- _DIRECTIONS_
Show each line of the data below that has the string "TOLEDANO" in it.

Stored entries:

◆ ◆ ◆

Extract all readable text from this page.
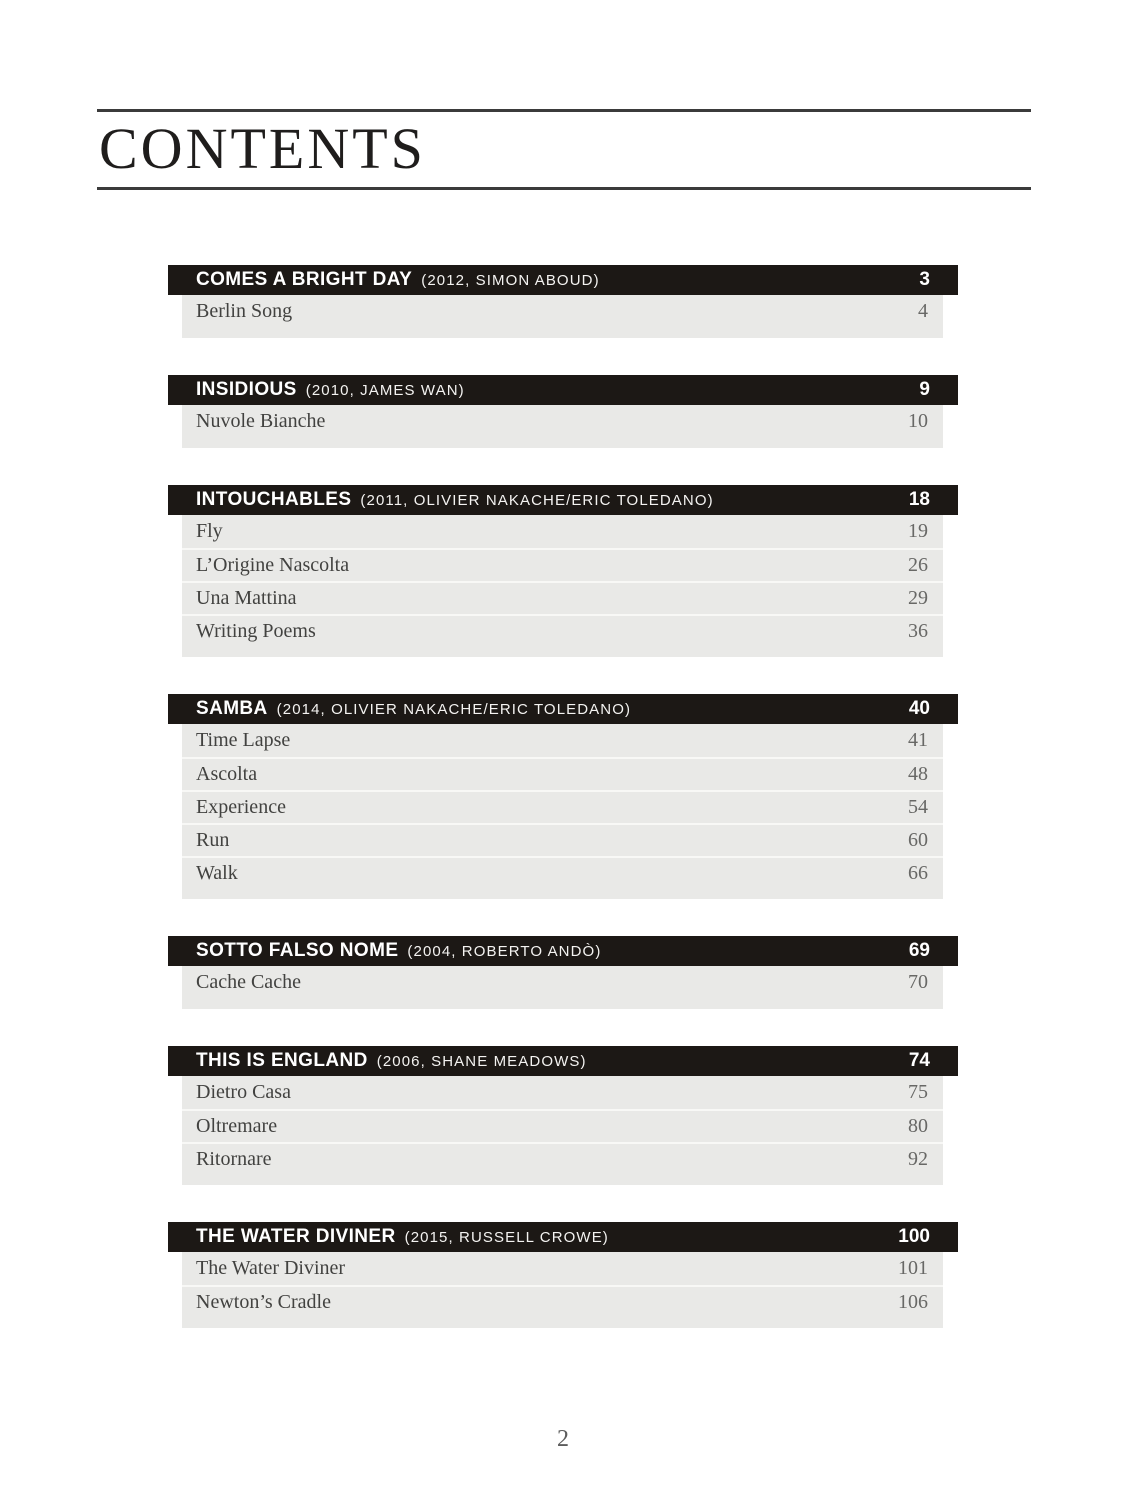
CONTENTS
COMES A BRIGHT DAY (2012, SIMON ABOUD)	3
Berlin Song	4
INSIDIOUS (2010, JAMES WAN)	9
Nuvole Bianche	10
INTOUCHABLES (2011, OLIVIER NAKACHE/ERIC TOLEDANO)	18
Fly	19
L’Origine Nascolta	26
Una Mattina	29
Writing Poems	36
SAMBA (2014, OLIVIER NAKACHE/ERIC TOLEDANO)	40
Time Lapse	41
Ascolta	48
Experience	54
Run	60
Walk	66
SOTTO FALSO NOME (2004, ROBERTO ANDÒ)	69
Cache Cache	70
THIS IS ENGLAND (2006, SHANE MEADOWS)	74
Dietro Casa	75
Oltremare	80
Ritornare	92
THE WATER DIVINER (2015, RUSSELL CROWE)	100
The Water Diviner	101
Newton’s Cradle	106
2
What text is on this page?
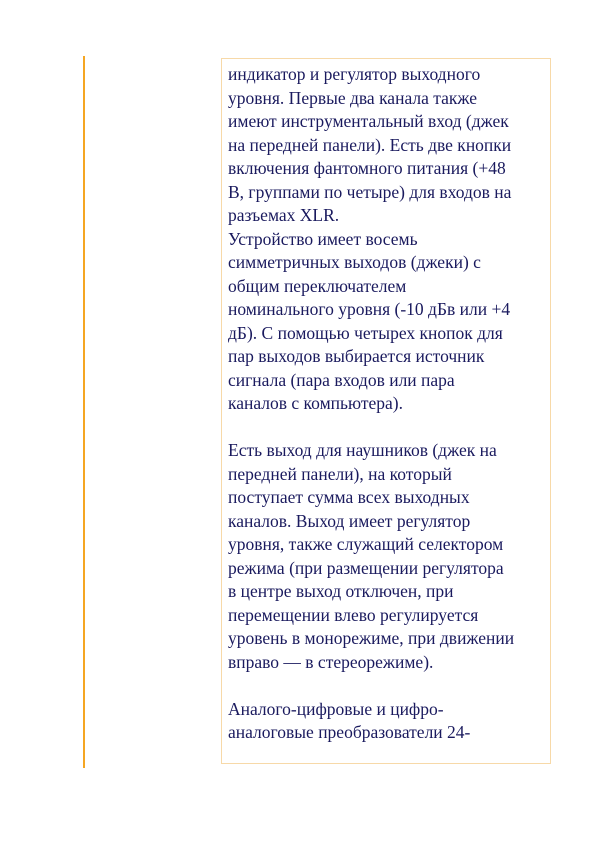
индикатор и регулятор выходного
уровня. Первые два канала также
имеют инструментальный вход (джек
на передней панели). Есть две кнопки
включения фантомного питания (+48
В, группами по четыре) для входов на
разъемах XLR.

Устройство имеет восемь
симметричных выходов (джеки) с
общим переключателем
номинального уровня (-10 дБв или +4
дБ). С помощью четырех кнопок для
пар выходов выбирается источник
сигнала (пара входов или пара
каналов с компьютера).

Есть выход для наушников (джек на
передней панели), на который
поступает сумма всех выходных
каналов. Выход имеет регулятор
уровня, также служащий селектором
режима (при размещении регулятора
в центре выход отключен, при
перемещении влево регулируется
уровень в монорежиме, при движении
вправо — в стереорежиме).

Аналого-цифровые и цифро-
аналоговые преобразователи 24-
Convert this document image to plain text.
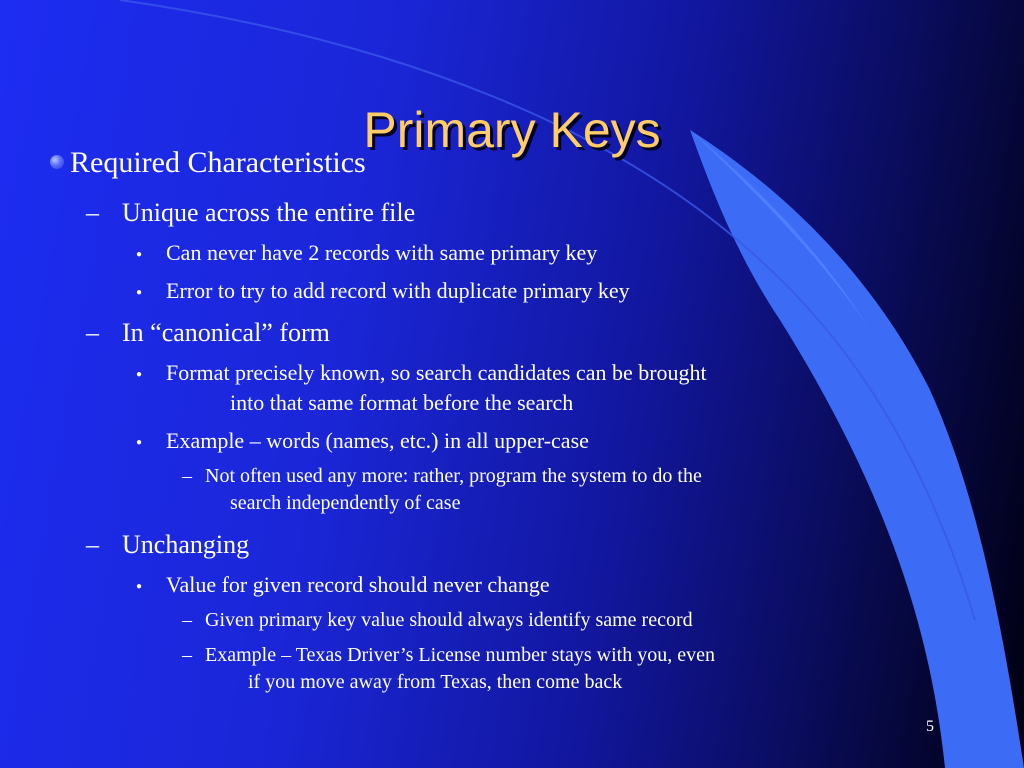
Primary Keys
Required Characteristics
– Unique across the entire file
● Can never have 2 records with same primary key
● Error to try to add record with duplicate primary key
– In “canonical” form
● Format precisely known, so search candidates can be brought
into that same format before the search
● Example – words (names, etc.) in all upper-case
– Not often used any more: rather, program the system to do the
search independently of case
– Unchanging
● Value for given record should never change
– Given primary key value should always identify same record
– Example – Texas Driver’s License number stays with you, even
if you move away from Texas, then come back
5
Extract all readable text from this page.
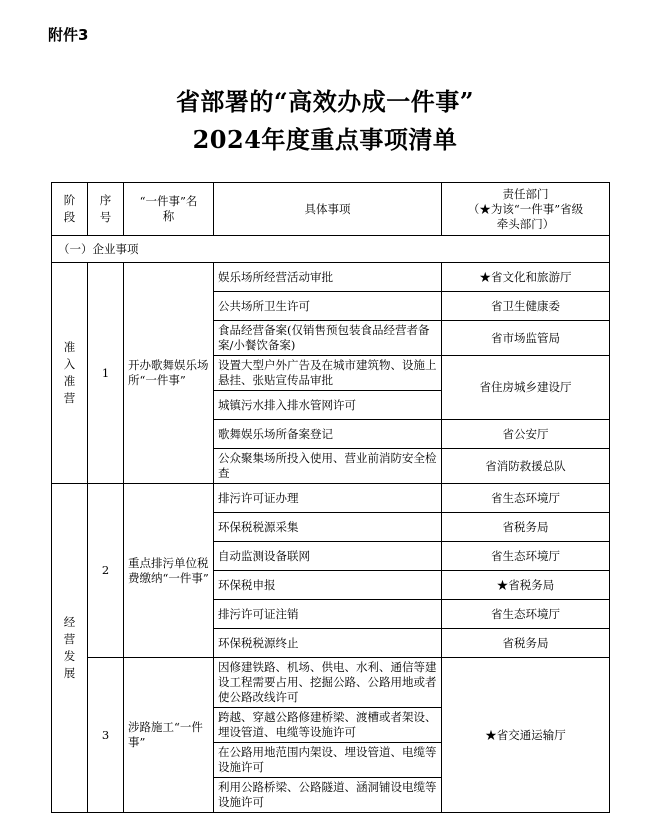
附件3
省部署的“高效办成一件事”
2024年度重点事项清单
阶段	序号	“一件事”名称	具体事项	责任部门
（★为该“一件事”省级
牵头部门）

（一）企业事项				

准入准营	1	开办歌舞娱乐场所“一件事”	娱乐场所经营活动审批	★省文化和旅游厅
			公共场所卫生许可	省卫生健康委
			食品经营备案(仅销售预包装食品经营者备案/小餐饮备案)	省市场监管局
			设置大型户外广告及在城市建筑物、设施上悬挂、张贴宣传品审批	省住房城乡建设厅
			城镇污水排入排水管网许可	
			歌舞娱乐场所备案登记	省公安厅
			公众聚集场所投入使用、营业前消防安全检查	省消防救援总队

经营发展	2	重点排污单位税费缴纳“一件事”	排污许可证办理	省生态环境厅
			环保税税源采集	省税务局
			自动监测设备联网	省生态环境厅
			环保税申报	★省税务局
			排污许可证注销	省生态环境厅
			环保税税源终止	省税务局
	3	涉路施工“一件事”	因修建铁路、机场、供电、水利、通信等建设工程需要占用、挖掘公路、公路用地或者使公路改线许可	★省交通运输厅
			跨越、穿越公路修建桥梁、渡槽或者架设、埋设管道、电缆等设施许可	
			在公路用地范围内架设、埋设管道、电缆等设施许可	
			利用公路桥梁、公路隧道、涵洞铺设电缆等设施许可	
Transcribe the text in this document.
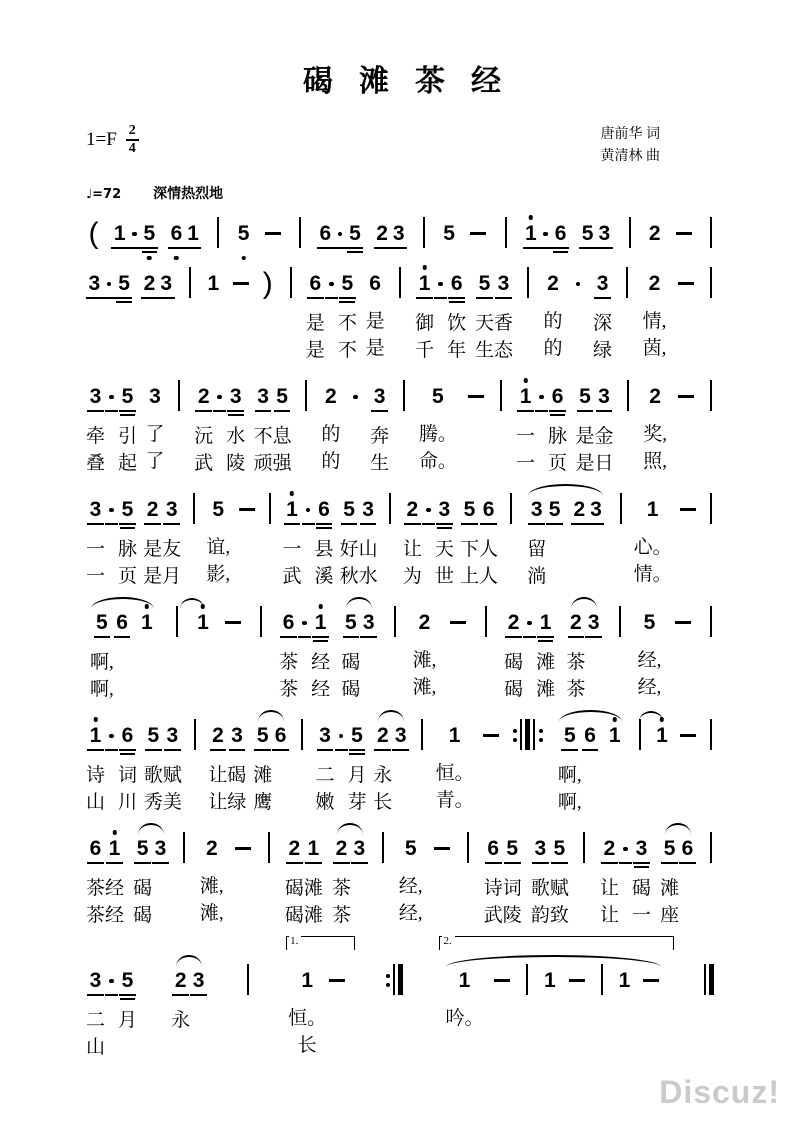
碣滩茶经
1=F 2
4
唐前华 词
黄清林 曲
♩=72 深情热烈地
( 1 5 6 1 5	6 5 2 3 5	1 6 5 3 2
3 5 2 3 1 ) 6
是
是
5
不
不
6
是
是
1
御
千
6
饮
年
5
天
生
3
香
态
2
的
的
3
深
绿
2
情,
茵,
3
牵
叠
5
引
起
3
了
了
2
沅
武
3
水
陵
3
不
顽
5
息
强
2
的
的
3
奔
生
5
腾。
命。
1
一
一
6
脉
页
5
是
是
3
金
日
2
奖,
照,
3
一
一
5
脉
页
2
是
是
3
友
月
5
谊,
影,
1
一
武
6
县
溪
5
好
秋
3
山
水
2
让
为
3
天
世
5
下
上
6
人
人
3
留
淌
5 2 3 1
心。
情。
5
啊,
啊,
6 1 1	6
茶
茶
1
经
经
5
碣
碣
3 2
滩,
滩,
2
碣
碣
1
滩
滩
2
茶
茶
3 5
经,
经,
1
诗
山
6
词
川
5
歌
秀
3
赋
美
2
让
让
3
碣
绿
5
滩
鹰
6 3
二
嫩
5
月
芽
2
永
长
3 1
恒。
青。
5
啊,
啊,
6 1 1
6
茶
茶
1
经
经
5
碣
碣
3 2
滩,
滩,
2
碣
碣
1
滩
滩
2
茶
茶
3 5
经,
经,
6
诗
武
5
词
陵
3
歌
韵
5
赋
致
2
让
让
3
碣
一
5
滩
座
6
3
二
山
5
月
2
永
3	1
恒。
长
1.
1
吟。
1	1
2.
Discuz!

◆ ◆ ◆

- _EXERCISE RESPONSE_
INTOUCHABLES (2011, OLIVIER NAKACHE/ERIC TOLEDANO)	18
SAMBA (2014, OLIVIER NAKACHE/ERIC TOLEDANO)	40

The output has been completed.